Segment Start: EXTRACTED MATERIAL

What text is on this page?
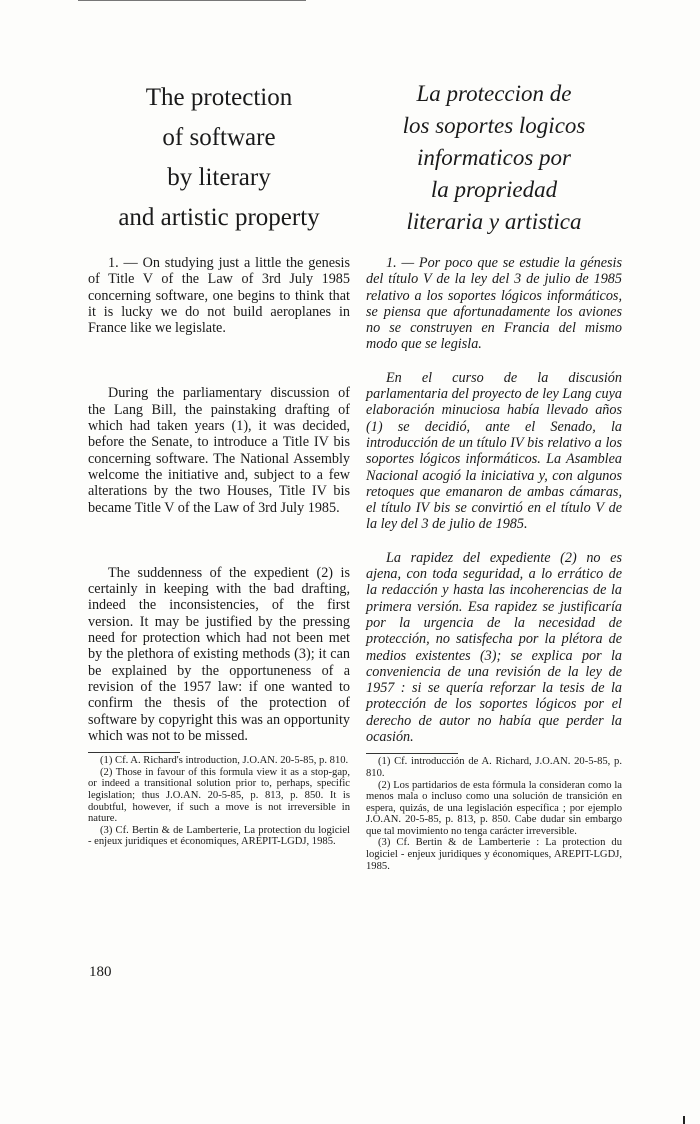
The protection
of software
by literary
and artistic property

1. — On studying just a little the genesis of Title V of the Law of 3rd July 1985 concerning software, one begins to think that it is lucky we do not build aeroplanes in France like we legislate.

During the parliamentary discussion of the Lang Bill, the painstaking drafting of which had taken years (1), it was decided, before the Senate, to introduce a Title IV bis concerning software. The National Assembly welcome the initiative and, subject to a few alterations by the two Houses, Title IV bis became Title V of the Law of 3rd July 1985.

The suddenness of the expedient (2) is certainly in keeping with the bad drafting, indeed the inconsistencies, of the first version. It may be justified by the pressing need for protection which had not been met by the plethora of existing methods (3); it can be explained by the opportuneness of a revision of the 1957 law: if one wanted to confirm the thesis of the protection of software by copyright this was an opportunity which was not to be missed.

(1) Cf. A. Richard's introduction, J.O.AN. 20-5-85, p. 810.

(2) Those in favour of this formula view it as a stop-gap, or indeed a transitional solution prior to, perhaps, specific legislation; thus J.O.AN. 20-5-85, p. 813, p. 850. It is doubtful, however, if such a move is not irreversible in nature.

(3) Cf. Bertin & de Lamberterie, La protection du logiciel - enjeux juridiques et économiques, AREPIT-LGDJ, 1985.

La proteccion de
los soportes logicos
informaticos por
la propriedad
literaria y artistica

1. — Por poco que se estudie la génesis del título V de la ley del 3 de julio de 1985 relativo a los soportes lógicos informáticos, se piensa que afortunadamente los aviones no se construyen en Francia del mismo modo que se legisla.

En el curso de la discusión parlamentaria del proyecto de ley Lang cuya elaboración minuciosa había llevado años (1) se decidió, ante el Senado, la introducción de un título IV bis relativo a los soportes lógicos informáticos. La Asamblea Nacional acogió la iniciativa y, con algunos retoques que emanaron de ambas cámaras, el título IV bis se convirtió en el título V de la ley del 3 de julio de 1985.

La rapidez del expediente (2) no es ajena, con toda seguridad, a lo errático de la redacción y hasta las incoherencias de la primera versión. Esa rapidez se justificaría por la urgencia de la necesidad de protección, no satisfecha por la plétora de medios existentes (3); se explica por la conveniencia de una revisión de la ley de 1957 : si se quería reforzar la tesis de la protección de los soportes lógicos por el derecho de autor no había que perder la ocasión.

(1) Cf. introducción de A. Richard, J.O.AN. 20-5-85, p. 810.

(2) Los partidarios de esta fórmula la consideran como la menos mala o incluso como una solución de transición en espera, quizás, de una legislación específica ; por ejemplo J.O.AN. 20-5-85, p. 813, p. 850. Cabe dudar sin embargo que tal movimiento no tenga carácter irreversible.

(3) Cf. Bertin & de Lamberterie : La protection du logiciel - enjeux juridiques y économiques, AREPIT-LGDJ, 1985.

180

Segment End: EXTRACTED MATERIAL

The material above holds pictures; copy everything else in it exactly.

What text is on this page?
The protection
of software
by literary
and artistic property

1. — On studying just a little the genesis of Title V of the Law of 3rd July 1985 concerning software, one begins to think that it is lucky we do not build aeroplanes in France like we legislate.

During the parliamentary discussion of the Lang Bill, the painstaking drafting of which had taken years (1), it was decided, before the Senate, to introduce a Title IV bis concerning software. The National Assembly welcome the initiative and, subject to a few alterations by the two Houses, Title IV bis became Title V of the Law of 3rd July 1985.

The suddenness of the expedient (2) is certainly in keeping with the bad drafting, indeed the inconsistencies, of the first version. It may be justified by the pressing need for protection which had not been met by the plethora of existing methods (3); it can be explained by the opportuneness of a revision of the 1957 law: if one wanted to confirm the thesis of the protection of software by copyright this was an opportunity which was not to be missed.

(1) Cf. A. Richard's introduction, J.O.AN. 20-5-85, p. 810.

(2) Those in favour of this formula view it as a stop-gap, or indeed a transitional solution prior to, perhaps, specific legislation; thus J.O.AN. 20-5-85, p. 813, p. 850. It is doubtful, however, if such a move is not irreversible in nature.

(3) Cf. Bertin & de Lamberterie, La protection du logiciel - enjeux juridiques et économiques, AREPIT-LGDJ, 1985.

La proteccion de
los soportes logicos
informaticos por
la propriedad
literaria y artistica

1. — Por poco que se estudie la génesis del título V de la ley del 3 de julio de 1985 relativo a los soportes lógicos informáticos, se piensa que afortunadamente los aviones no se construyen en Francia del mismo modo que se legisla.

En el curso de la discusión parlamentaria del proyecto de ley Lang cuya elaboración minuciosa había llevado años (1) se decidió, ante el Senado, la introducción de un título IV bis relativo a los soportes lógicos informáticos. La Asamblea Nacional acogió la iniciativa y, con algunos retoques que emanaron de ambas cámaras, el título IV bis se convirtió en el título V de la ley del 3 de julio de 1985.

La rapidez del expediente (2) no es ajena, con toda seguridad, a lo errático de la redacción y hasta las incoherencias de la primera versión. Esa rapidez se justificaría por la urgencia de la necesidad de protección, no satisfecha por la plétora de medios existentes (3); se explica por la conveniencia de una revisión de la ley de 1957 : si se quería reforzar la tesis de la protección de los soportes lógicos por el derecho de autor no había que perder la ocasión.

(1) Cf. introducción de A. Richard, J.O.AN. 20-5-85, p. 810.

(2) Los partidarios de esta fórmula la consideran como la menos mala o incluso como una solución de transición en espera, quizás, de una legislación específica ; por ejemplo J.O.AN. 20-5-85, p. 813, p. 850. Cabe dudar sin embargo que tal movimiento no tenga carácter irreversible.

(3) Cf. Bertin & de Lamberterie : La protection du logiciel - enjeux juridiques y économiques, AREPIT-LGDJ, 1985.

180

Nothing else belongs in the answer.